_DATA RECORDS_
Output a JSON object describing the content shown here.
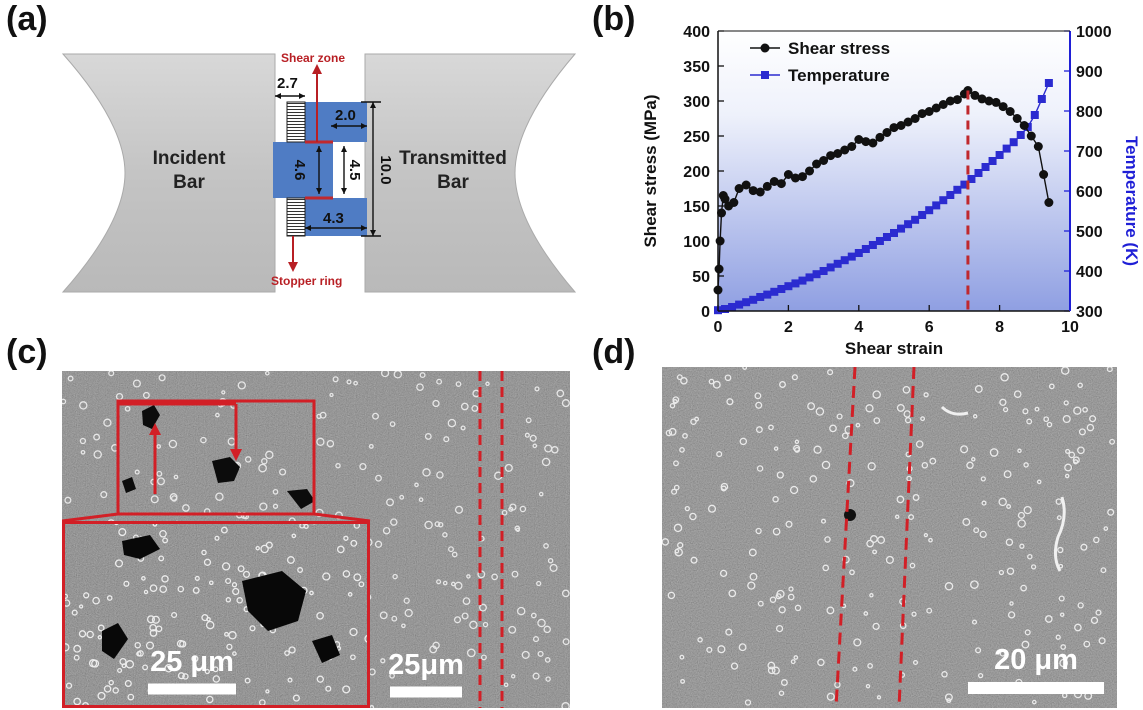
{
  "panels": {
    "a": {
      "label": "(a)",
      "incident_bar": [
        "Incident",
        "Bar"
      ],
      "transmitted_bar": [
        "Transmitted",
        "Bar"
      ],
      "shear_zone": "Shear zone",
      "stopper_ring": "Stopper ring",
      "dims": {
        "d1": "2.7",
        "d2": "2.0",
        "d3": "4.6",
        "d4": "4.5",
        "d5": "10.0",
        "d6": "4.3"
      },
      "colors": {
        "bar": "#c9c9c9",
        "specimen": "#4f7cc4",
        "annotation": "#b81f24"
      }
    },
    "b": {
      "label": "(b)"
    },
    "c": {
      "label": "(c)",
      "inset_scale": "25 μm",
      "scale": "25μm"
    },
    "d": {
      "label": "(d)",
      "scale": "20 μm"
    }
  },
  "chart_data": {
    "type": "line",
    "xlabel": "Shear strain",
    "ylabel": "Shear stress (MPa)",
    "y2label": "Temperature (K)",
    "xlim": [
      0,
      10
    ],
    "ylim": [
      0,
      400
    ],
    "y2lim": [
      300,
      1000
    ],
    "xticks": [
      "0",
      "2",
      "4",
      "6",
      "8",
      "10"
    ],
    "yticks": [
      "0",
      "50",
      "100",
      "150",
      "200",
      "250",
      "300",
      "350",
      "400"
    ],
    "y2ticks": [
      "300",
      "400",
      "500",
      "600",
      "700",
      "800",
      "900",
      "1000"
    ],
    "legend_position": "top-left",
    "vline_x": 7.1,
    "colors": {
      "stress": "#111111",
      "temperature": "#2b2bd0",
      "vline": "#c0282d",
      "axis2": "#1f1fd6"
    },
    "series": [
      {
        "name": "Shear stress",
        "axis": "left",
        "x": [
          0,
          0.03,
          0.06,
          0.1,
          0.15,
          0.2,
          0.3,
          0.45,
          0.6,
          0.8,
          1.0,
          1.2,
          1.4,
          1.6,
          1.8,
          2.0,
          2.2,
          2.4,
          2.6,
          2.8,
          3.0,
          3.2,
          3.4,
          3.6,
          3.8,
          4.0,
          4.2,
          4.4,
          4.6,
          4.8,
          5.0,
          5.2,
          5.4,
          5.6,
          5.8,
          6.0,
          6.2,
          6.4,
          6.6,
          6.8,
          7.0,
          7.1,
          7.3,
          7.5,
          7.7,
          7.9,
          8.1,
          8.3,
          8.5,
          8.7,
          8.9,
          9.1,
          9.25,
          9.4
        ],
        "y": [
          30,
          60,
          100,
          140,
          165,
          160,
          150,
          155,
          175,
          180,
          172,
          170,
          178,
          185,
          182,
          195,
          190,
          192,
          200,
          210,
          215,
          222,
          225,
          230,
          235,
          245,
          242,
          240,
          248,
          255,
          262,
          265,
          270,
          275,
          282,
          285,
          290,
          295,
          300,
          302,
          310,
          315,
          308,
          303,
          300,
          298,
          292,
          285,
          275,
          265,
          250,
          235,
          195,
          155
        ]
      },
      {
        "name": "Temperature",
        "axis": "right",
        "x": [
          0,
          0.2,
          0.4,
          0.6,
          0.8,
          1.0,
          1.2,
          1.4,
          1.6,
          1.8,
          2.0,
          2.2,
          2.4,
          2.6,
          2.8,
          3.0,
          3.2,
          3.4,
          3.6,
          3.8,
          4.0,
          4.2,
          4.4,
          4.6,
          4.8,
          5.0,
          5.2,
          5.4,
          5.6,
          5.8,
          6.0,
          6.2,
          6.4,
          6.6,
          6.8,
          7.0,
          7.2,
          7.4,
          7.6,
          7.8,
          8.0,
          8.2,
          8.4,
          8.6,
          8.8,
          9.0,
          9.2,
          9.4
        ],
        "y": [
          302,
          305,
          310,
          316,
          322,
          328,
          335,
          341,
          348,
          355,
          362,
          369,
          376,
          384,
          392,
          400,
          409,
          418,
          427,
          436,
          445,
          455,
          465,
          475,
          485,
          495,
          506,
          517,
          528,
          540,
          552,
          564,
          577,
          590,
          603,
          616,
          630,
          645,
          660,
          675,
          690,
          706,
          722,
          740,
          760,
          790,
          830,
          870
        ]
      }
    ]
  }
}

_EXERCISE PROMPT_
Look through the entries above. Extract each line with the word "stress".

_THE ANSWER_
    "ylabel": "Shear stress (MPa)",
      "stress": "#111111",
        "name": "Shear stress",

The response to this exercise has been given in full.